Document section —
Spatiotemporal patterns yield the best IT, but at the slowest pattern duration (Fig. 4). The highest IT values are, in general, expected at the slowest presentation speed as (1) its calculation is independent of time and (2) slower presentations are generally easier to identify. At the fastest (45 ms) pattern duration, the single motor case has the highest IT, but by a nonsignificant amount. In all other results, however, spatiotemporal patterns appear to yield the best performance (Figs. 2b, 3, 4a). The discrepancy from the single motor case could be due to lack of training: The best-performing participant (who had some prior experience wearing the vest) had an IT between 1.10 and 1.65 bits for the 45 ms spatiotemporal condition, but only an IT between 0.54 and 1.09 bits in the 45 ms single motor condition. Paying attention to the actual IT values, the single motor case is slightly <1 bit, indicating that only the least and most intense patterns can be consistently discriminated. Therefore, this set might as well be collapsed to just these two patterns. Spatial patterns have an IT that is well below 1 bit, which means that identification errors would abound even if the set were reduced to just two patterns—a telling sign that the motors have been spaced well under the vibrotactile two-tacton resolution threshold for that region of skin. Single motor and spatial pattern IT are not affected by pattern duration (single motor: χ 2(2,4) = 33.69, p ≪ 0.01 spatial: χ2(2,4) = 33.69, p = 0.15), suggesting that duration is irrelevant, provided it is longer than some threshold (<45 ms), see Fig. 4a.

Counter to this, we observe that spatiotemporal patterns do exhibit a relationship with presentation duration. These patterns become less salient at shorter durations (to the point where coding information using intensity is more effective). The relationship is also somewhat proportional, which would imply that an achievable IT rate might be fixed as a function of duration.

Dataset content —
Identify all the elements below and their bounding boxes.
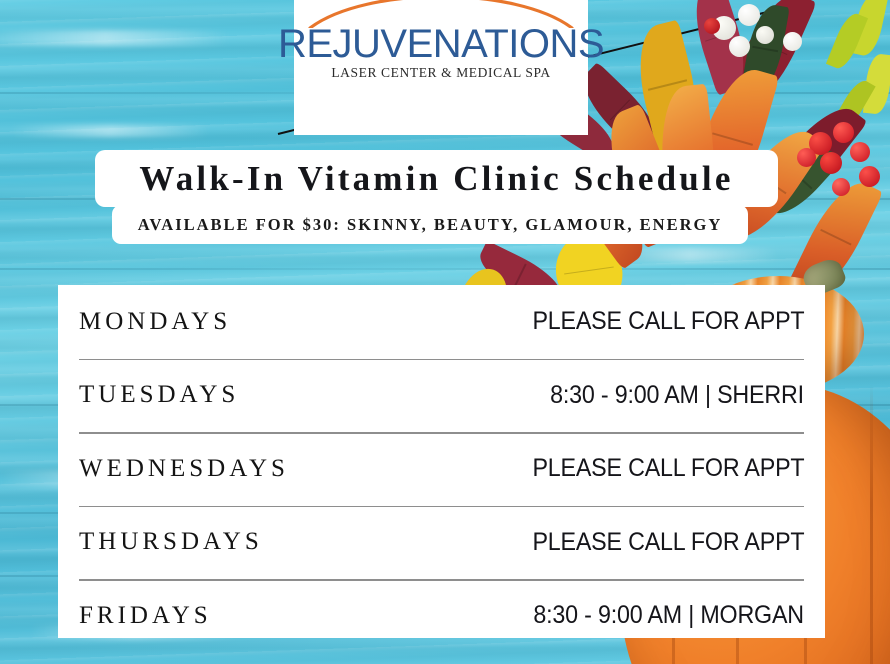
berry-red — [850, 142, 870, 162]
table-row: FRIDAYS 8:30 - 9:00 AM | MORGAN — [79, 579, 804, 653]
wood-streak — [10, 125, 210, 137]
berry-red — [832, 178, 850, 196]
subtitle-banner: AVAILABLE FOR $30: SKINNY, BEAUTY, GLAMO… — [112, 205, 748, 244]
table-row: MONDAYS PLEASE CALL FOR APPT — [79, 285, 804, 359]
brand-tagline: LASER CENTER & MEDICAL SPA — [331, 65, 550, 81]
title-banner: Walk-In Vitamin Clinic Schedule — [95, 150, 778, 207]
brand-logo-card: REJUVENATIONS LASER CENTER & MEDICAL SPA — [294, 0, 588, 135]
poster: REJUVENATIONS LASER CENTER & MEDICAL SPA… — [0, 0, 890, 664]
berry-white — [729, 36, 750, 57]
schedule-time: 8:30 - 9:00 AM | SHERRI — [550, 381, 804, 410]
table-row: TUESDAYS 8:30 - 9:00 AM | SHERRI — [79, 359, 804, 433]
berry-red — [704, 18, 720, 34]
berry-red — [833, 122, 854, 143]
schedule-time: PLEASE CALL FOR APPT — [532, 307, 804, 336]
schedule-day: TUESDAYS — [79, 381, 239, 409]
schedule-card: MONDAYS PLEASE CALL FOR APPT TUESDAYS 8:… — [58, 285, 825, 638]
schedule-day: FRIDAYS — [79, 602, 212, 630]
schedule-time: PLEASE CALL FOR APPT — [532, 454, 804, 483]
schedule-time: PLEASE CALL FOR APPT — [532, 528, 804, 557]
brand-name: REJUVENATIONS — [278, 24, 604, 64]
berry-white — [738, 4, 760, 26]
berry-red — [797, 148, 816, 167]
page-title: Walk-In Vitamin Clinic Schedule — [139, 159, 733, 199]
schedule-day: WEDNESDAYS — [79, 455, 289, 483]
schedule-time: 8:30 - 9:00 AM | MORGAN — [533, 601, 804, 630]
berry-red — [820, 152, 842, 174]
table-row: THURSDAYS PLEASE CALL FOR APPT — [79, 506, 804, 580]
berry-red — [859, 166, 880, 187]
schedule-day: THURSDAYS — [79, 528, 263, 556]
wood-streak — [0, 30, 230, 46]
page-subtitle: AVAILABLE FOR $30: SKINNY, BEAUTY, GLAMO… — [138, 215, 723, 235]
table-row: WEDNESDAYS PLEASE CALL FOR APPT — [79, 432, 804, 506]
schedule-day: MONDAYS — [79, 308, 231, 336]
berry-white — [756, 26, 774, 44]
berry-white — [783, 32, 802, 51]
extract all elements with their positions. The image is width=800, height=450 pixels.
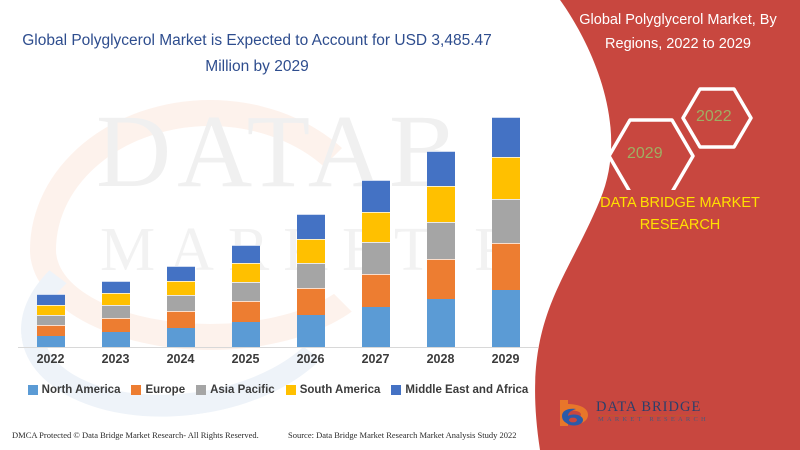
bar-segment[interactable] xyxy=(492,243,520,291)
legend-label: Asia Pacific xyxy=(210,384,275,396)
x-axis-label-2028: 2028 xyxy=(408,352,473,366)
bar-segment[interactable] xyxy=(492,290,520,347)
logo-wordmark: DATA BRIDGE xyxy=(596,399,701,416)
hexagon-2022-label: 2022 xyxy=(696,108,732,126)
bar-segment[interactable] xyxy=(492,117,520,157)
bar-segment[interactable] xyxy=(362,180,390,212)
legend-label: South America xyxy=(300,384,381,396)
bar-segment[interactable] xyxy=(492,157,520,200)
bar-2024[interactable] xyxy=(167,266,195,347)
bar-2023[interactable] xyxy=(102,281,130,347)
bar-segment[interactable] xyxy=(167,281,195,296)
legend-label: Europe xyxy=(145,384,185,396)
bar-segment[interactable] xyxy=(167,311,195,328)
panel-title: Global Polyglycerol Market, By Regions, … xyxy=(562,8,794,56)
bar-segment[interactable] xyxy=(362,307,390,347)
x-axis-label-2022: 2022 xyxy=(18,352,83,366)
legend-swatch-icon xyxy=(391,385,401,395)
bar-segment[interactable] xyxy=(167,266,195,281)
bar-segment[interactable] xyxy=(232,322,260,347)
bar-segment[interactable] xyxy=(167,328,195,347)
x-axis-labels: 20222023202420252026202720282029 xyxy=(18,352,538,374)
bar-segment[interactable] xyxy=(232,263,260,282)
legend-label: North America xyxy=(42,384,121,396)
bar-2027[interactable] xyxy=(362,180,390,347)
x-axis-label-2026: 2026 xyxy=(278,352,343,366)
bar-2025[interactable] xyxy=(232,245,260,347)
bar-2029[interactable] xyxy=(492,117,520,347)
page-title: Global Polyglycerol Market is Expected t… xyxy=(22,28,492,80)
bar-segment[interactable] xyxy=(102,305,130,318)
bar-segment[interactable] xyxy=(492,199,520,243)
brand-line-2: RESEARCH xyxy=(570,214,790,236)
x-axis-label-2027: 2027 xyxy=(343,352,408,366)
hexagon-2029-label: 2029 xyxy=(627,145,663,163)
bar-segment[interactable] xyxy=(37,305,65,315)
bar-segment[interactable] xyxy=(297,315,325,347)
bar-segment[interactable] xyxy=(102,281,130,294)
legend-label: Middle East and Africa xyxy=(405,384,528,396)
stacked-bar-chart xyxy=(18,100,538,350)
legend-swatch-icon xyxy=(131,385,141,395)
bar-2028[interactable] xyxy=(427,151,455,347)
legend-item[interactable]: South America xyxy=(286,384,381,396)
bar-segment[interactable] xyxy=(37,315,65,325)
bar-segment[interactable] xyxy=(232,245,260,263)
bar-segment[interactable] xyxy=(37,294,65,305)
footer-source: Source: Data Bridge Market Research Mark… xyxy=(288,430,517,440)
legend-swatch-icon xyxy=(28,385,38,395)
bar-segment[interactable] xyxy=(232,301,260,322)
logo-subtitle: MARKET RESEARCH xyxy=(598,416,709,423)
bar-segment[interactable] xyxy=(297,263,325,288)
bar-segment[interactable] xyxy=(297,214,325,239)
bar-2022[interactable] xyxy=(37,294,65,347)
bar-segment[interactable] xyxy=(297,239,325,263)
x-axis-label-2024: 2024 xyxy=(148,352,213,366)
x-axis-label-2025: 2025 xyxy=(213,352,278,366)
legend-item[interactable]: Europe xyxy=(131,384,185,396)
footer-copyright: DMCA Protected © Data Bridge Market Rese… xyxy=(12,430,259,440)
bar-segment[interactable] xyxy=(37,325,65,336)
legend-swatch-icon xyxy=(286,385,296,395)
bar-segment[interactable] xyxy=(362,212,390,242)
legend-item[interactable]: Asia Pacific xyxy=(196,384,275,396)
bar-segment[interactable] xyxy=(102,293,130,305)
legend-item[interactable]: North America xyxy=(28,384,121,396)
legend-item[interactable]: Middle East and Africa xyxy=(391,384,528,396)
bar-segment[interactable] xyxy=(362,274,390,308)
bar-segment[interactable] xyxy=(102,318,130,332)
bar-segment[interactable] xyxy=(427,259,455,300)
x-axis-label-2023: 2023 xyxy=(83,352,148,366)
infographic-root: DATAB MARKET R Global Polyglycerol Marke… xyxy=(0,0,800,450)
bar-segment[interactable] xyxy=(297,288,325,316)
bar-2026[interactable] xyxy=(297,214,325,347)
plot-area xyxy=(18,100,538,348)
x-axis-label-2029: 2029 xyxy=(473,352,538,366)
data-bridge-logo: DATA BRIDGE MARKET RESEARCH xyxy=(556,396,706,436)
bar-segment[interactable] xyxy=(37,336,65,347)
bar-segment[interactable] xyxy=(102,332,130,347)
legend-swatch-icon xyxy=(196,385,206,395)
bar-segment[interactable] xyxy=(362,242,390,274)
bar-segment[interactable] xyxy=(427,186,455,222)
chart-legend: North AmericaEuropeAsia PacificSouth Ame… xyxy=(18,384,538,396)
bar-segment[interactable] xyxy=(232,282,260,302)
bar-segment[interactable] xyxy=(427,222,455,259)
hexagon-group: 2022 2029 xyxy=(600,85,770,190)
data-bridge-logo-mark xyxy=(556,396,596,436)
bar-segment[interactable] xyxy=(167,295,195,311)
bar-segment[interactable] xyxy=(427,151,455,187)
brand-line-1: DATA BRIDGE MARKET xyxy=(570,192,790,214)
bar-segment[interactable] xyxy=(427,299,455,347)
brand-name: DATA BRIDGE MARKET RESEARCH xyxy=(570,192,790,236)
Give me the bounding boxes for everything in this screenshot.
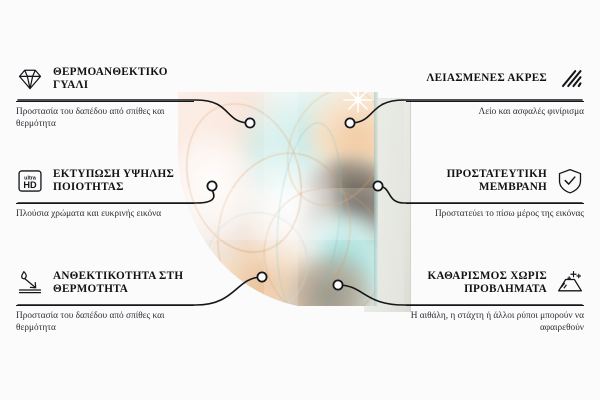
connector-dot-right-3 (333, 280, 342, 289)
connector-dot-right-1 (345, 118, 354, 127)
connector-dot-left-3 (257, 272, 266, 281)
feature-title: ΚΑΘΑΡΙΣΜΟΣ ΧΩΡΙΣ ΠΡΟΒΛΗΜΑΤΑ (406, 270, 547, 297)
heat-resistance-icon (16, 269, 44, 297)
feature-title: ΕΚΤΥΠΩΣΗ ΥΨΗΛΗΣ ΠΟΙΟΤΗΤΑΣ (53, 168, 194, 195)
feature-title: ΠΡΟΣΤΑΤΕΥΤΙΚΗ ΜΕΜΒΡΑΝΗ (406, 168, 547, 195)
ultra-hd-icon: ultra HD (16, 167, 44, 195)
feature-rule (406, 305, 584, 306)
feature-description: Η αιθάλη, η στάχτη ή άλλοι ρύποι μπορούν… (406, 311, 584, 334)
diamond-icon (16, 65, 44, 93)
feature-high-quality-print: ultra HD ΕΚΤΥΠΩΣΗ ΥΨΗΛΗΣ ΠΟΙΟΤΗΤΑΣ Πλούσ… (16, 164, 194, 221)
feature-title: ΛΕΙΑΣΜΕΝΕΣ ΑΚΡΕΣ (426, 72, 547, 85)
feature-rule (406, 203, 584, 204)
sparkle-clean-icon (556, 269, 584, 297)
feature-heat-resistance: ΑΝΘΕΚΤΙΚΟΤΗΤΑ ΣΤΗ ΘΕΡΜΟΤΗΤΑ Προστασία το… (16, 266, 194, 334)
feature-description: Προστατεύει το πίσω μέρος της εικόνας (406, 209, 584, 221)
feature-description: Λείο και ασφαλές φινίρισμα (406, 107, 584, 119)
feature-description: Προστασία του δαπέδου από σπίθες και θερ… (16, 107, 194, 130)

The tasks —
a - Recast the paragraph beginning "Counter to this" in the passage on vibrotactile pattern identification as a short bulleted list that keeps its main facts.
b - Please carry the passage on vibrotactile pattern identification forward, writing what comes after its final sentence.

Task-by-task answers —
a -
- Spatiotemporal patterns do show a relationship with presentation duration.
- At shorter durations these patterns become less salient, to the point where coding information by intensity is more effective.
- The relationship is somewhat proportional, implying that an achievable IT rate might be fixed as a function of duration.

b -
Collapsing results across pattern duration yields IT estimates of 0.15, 0.60, and 0.69 bits for spatial, single motor, and spatiotemporal patterns, respectively. Spatiotemporal patterns yield better identification performance overall, with the singular exception of the 45 ms single motor case. Last, the alphabet size of spatiotemporal patterns is much more scalable than the single motor case, which is fundamentally limited by the Weber fraction and the range of intensities to which the skin’s receptors are sensitive.

While it immediately appears that spatiotemporal patterns have the greatest potential for encoding information to the skin, there is one subtle point of contention between the spatiotemporal and spatial encodings. Are the spatiotemporal patterns truly being integrated over to form a single perception? Or could our spatiotemporal patterns in effect be cheating—providing three distinct spatial encoding frames. Further, such spatiotemporal frames have different centers of gravity as opposed to the spatial encodings, which all have a fixed center of gravity. The spatiotemporal patterns do maintain average fixed center of gravity that is equal to the spatial encodings, however. A future study is required to disentangle this issue: An optimal spatial set—as opposed to the spatial set in this study that is designed to be as equivalent as possible to the single motor and spatiotemporal sets—should be constructed and tested against this study’s spatiotemporal set or an optimal spatiotemporal set. In addition, these sets should be presented at a frame rate for which the spatiotemporal frames fuse into a single percept, i.e., the individual frames are not apparent as distinct spatial patterns. This would require a different type of tactile interface (such as a piezoelectrics or voice-coil actuators) to be used instead of the eccentric rotating mass (ERM) motors used in this study, which have a ~10–20 ms resolution. Regardless, the total spatial pattern set space is a subset of the total spatiotemporal pattern set space. This at least implies that spatiotemporal encodings have a greater IT potential.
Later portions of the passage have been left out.